● THE PROBLEM:
Locate each line below that includes "performing" and reproduce it.

Saved entries
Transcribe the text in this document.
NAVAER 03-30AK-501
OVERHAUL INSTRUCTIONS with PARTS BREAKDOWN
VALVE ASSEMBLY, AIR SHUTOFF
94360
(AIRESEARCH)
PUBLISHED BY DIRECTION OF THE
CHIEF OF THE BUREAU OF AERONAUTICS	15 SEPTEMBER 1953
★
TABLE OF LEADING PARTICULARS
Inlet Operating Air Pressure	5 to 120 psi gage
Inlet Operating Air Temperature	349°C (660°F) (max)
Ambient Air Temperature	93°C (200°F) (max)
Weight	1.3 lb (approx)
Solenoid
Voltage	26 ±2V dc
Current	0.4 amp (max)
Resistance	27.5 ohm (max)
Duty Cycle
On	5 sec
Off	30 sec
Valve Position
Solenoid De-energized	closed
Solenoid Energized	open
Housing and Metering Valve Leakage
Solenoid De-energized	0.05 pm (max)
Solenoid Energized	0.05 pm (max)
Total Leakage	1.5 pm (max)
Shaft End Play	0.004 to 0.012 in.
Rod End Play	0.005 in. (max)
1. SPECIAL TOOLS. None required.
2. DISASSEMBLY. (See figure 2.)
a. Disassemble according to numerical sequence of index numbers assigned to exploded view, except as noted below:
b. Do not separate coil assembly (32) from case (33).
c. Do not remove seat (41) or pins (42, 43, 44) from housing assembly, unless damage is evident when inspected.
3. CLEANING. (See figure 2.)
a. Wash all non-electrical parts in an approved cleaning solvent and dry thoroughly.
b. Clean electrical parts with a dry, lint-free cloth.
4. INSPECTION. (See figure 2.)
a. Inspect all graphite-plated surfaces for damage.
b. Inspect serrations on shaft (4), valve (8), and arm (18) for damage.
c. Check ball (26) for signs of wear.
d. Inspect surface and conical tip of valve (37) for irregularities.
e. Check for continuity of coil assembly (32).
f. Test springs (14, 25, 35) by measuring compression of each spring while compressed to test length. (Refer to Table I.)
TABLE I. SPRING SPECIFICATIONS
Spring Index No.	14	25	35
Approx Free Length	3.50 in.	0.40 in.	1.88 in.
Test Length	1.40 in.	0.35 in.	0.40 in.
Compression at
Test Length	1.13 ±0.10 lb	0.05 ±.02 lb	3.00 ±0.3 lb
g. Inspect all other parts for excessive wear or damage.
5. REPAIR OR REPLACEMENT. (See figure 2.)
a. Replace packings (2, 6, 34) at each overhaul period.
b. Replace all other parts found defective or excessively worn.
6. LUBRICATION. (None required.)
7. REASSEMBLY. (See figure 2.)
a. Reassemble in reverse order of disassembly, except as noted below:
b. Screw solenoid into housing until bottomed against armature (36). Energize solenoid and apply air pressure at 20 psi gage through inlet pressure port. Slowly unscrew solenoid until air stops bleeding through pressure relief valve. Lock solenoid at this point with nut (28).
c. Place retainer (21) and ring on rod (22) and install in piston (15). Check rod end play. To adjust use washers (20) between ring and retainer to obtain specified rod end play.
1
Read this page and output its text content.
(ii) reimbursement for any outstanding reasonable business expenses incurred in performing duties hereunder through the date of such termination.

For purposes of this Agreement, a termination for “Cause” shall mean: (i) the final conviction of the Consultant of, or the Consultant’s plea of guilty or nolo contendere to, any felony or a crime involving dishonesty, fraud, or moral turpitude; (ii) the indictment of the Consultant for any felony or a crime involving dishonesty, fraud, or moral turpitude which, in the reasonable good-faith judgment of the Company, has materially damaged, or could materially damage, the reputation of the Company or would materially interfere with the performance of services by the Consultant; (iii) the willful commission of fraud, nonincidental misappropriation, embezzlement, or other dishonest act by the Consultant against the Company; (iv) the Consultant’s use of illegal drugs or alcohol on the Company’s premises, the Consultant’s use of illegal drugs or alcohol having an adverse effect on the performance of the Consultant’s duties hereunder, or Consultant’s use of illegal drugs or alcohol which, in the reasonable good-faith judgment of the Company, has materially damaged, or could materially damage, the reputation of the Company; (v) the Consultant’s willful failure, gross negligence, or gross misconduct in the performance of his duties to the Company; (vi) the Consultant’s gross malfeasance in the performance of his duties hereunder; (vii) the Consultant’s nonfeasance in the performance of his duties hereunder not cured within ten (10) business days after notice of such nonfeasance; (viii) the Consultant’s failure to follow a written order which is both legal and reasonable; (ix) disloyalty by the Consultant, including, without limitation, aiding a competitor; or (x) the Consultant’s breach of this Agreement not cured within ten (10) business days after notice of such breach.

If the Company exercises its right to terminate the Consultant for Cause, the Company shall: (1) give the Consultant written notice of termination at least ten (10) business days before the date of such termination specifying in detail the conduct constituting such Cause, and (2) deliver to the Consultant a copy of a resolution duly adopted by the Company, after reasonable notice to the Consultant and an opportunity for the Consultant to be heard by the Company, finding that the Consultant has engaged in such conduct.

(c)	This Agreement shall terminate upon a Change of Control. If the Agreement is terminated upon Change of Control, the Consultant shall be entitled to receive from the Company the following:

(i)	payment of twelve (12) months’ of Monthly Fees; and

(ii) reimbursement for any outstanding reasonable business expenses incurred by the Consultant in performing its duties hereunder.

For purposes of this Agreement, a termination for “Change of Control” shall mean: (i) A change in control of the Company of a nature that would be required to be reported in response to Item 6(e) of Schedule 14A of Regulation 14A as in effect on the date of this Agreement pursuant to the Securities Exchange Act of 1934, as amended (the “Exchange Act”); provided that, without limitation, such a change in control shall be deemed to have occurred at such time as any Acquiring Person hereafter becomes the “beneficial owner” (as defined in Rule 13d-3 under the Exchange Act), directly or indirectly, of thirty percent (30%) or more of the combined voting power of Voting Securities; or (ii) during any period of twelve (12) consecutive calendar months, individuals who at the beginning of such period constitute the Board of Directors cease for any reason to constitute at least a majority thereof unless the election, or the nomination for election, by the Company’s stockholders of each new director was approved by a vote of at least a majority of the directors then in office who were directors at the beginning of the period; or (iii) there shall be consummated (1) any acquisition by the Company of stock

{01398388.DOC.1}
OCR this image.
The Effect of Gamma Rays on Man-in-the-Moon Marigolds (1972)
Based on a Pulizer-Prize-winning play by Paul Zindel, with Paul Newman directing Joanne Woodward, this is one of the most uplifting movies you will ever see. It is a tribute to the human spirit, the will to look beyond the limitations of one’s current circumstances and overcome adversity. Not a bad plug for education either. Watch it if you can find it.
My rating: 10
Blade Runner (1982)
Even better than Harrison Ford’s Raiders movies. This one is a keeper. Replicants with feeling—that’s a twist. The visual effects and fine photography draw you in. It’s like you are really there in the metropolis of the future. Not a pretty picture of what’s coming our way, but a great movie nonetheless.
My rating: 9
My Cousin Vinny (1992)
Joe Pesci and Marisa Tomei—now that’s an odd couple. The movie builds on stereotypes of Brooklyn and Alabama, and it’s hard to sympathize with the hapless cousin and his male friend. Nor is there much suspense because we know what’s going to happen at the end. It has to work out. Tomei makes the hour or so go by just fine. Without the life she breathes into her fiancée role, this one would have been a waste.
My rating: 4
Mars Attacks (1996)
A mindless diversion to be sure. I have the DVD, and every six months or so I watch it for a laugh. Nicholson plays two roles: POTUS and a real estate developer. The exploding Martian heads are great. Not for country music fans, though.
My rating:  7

● CORRECT RESPONSE:
(ii) reimbursement for any outstanding reasonable business expenses incurred in performing duties hereunder through the date of such termination.
(ii) reimbursement for any outstanding reasonable business expenses incurred by the Consultant in performing its duties hereunder.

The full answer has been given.